---------- Source data ----------
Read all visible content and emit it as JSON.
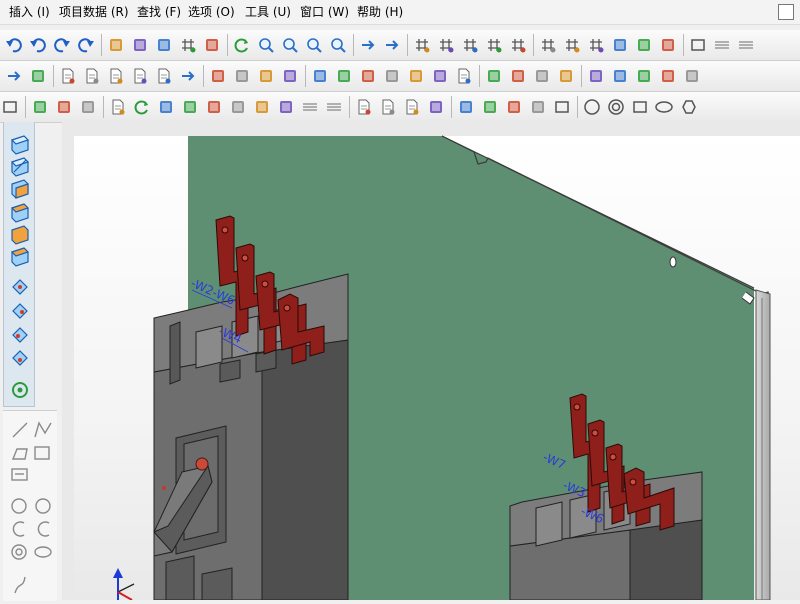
{
  "menu": [
    {
      "label": "插入 (I)"
    },
    {
      "label": "项目数据 (R)"
    },
    {
      "label": "查找 (F)"
    },
    {
      "label": "选项 (O)"
    },
    {
      "label": "工具 (U)"
    },
    {
      "label": "窗口 (W)"
    },
    {
      "label": "帮助 (H)"
    }
  ],
  "toolbar_icons": {
    "row1": [
      "undo-icon",
      "undo-step-icon",
      "redo-icon",
      "redo-step-icon",
      "view-layout-icon",
      "properties-icon",
      "checklist-icon",
      "grid-table-icon",
      "window-icon",
      "refresh-icon",
      "zoom-window-icon",
      "zoom-in-icon",
      "zoom-out-icon",
      "zoom-100-icon",
      "back-arrow-icon",
      "forward-arrow-icon",
      "grid-a-icon",
      "grid-b-icon",
      "grid-c-icon",
      "grid-d-icon",
      "grid-e-icon",
      "grid-icon",
      "snap-grid-icon",
      "snap-point-icon",
      "magnet-icon",
      "node-network-icon",
      "counter-icon",
      "rectangle-icon",
      "lines-icon",
      "lines-alt-icon"
    ],
    "row2": [
      "arrow-right-icon",
      "cursor-x-icon",
      "doc-icon",
      "doc-new-icon",
      "doc-check-icon",
      "doc-star-icon",
      "doc-swap-icon",
      "doc-arrow-icon",
      "gears-icon",
      "table-icon",
      "layers-icon",
      "stack-icon",
      "component-icon",
      "flow-icon",
      "tree-icon",
      "tree-alt-icon",
      "folder-icon",
      "db-icon",
      "doc-lines-icon",
      "wave-icon",
      "diode-icon",
      "pin-icon",
      "dots-icon",
      "ruler-icon",
      "cross-icon",
      "tool-icon",
      "cursor-icon",
      "cursor-alt-icon"
    ],
    "row3": [
      "box-3d-icon",
      "filter-icon",
      "cube-icon",
      "device-icon",
      "clipboard-icon",
      "rotate-icon",
      "sparkle-icon",
      "pin-orange-icon",
      "bend-icon",
      "bend-alt-icon",
      "bend-x-icon",
      "distance-icon",
      "hatch-icon",
      "hatch-alt-icon",
      "page-icon",
      "page-alt-icon",
      "page-dark-icon",
      "axis-icon",
      "diamond-icon",
      "sym-a-icon",
      "sym-b-icon",
      "sym-c-icon",
      "box-icon",
      "circle-icon",
      "circle-ring-icon",
      "square-icon",
      "ellipse-icon",
      "hexagon-icon"
    ]
  },
  "viewport": {
    "wire_labels": [
      "-W2-W6",
      "-W4",
      "-W7",
      "-W3",
      "-W6"
    ]
  },
  "colors": {
    "panel_green": "#5f8f73",
    "busbar_red": "#8e1f1a",
    "breaker_gray": "#6b6b6b",
    "label_blue": "#2a3bd6"
  }
}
----------
Short problem:
Reproduce the data verbatim. Do not carry any picture into the copy.

Result of this task:
Read all visible content and emit it as JSON.
{
  "menu": [
    {
      "label": "插入 (I)"
    },
    {
      "label": "项目数据 (R)"
    },
    {
      "label": "查找 (F)"
    },
    {
      "label": "选项 (O)"
    },
    {
      "label": "工具 (U)"
    },
    {
      "label": "窗口 (W)"
    },
    {
      "label": "帮助 (H)"
    }
  ],
  "toolbar_icons": {
    "row1": [
      "undo-icon",
      "undo-step-icon",
      "redo-icon",
      "redo-step-icon",
      "view-layout-icon",
      "properties-icon",
      "checklist-icon",
      "grid-table-icon",
      "window-icon",
      "refresh-icon",
      "zoom-window-icon",
      "zoom-in-icon",
      "zoom-out-icon",
      "zoom-100-icon",
      "back-arrow-icon",
      "forward-arrow-icon",
      "grid-a-icon",
      "grid-b-icon",
      "grid-c-icon",
      "grid-d-icon",
      "grid-e-icon",
      "grid-icon",
      "snap-grid-icon",
      "snap-point-icon",
      "magnet-icon",
      "node-network-icon",
      "counter-icon",
      "rectangle-icon",
      "lines-icon",
      "lines-alt-icon"
    ],
    "row2": [
      "arrow-right-icon",
      "cursor-x-icon",
      "doc-icon",
      "doc-new-icon",
      "doc-check-icon",
      "doc-star-icon",
      "doc-swap-icon",
      "doc-arrow-icon",
      "gears-icon",
      "table-icon",
      "layers-icon",
      "stack-icon",
      "component-icon",
      "flow-icon",
      "tree-icon",
      "tree-alt-icon",
      "folder-icon",
      "db-icon",
      "doc-lines-icon",
      "wave-icon",
      "diode-icon",
      "pin-icon",
      "dots-icon",
      "ruler-icon",
      "cross-icon",
      "tool-icon",
      "cursor-icon",
      "cursor-alt-icon"
    ],
    "row3": [
      "box-3d-icon",
      "filter-icon",
      "cube-icon",
      "device-icon",
      "clipboard-icon",
      "rotate-icon",
      "sparkle-icon",
      "pin-orange-icon",
      "bend-icon",
      "bend-alt-icon",
      "bend-x-icon",
      "distance-icon",
      "hatch-icon",
      "hatch-alt-icon",
      "page-icon",
      "page-alt-icon",
      "page-dark-icon",
      "axis-icon",
      "diamond-icon",
      "sym-a-icon",
      "sym-b-icon",
      "sym-c-icon",
      "box-icon",
      "circle-icon",
      "circle-ring-icon",
      "square-icon",
      "ellipse-icon",
      "hexagon-icon"
    ]
  },
  "viewport": {
    "wire_labels": [
      "-W2-W6",
      "-W4",
      "-W7",
      "-W3",
      "-W6"
    ]
  },
  "colors": {
    "panel_green": "#5f8f73",
    "busbar_red": "#8e1f1a",
    "breaker_gray": "#6b6b6b",
    "label_blue": "#2a3bd6"
  }
}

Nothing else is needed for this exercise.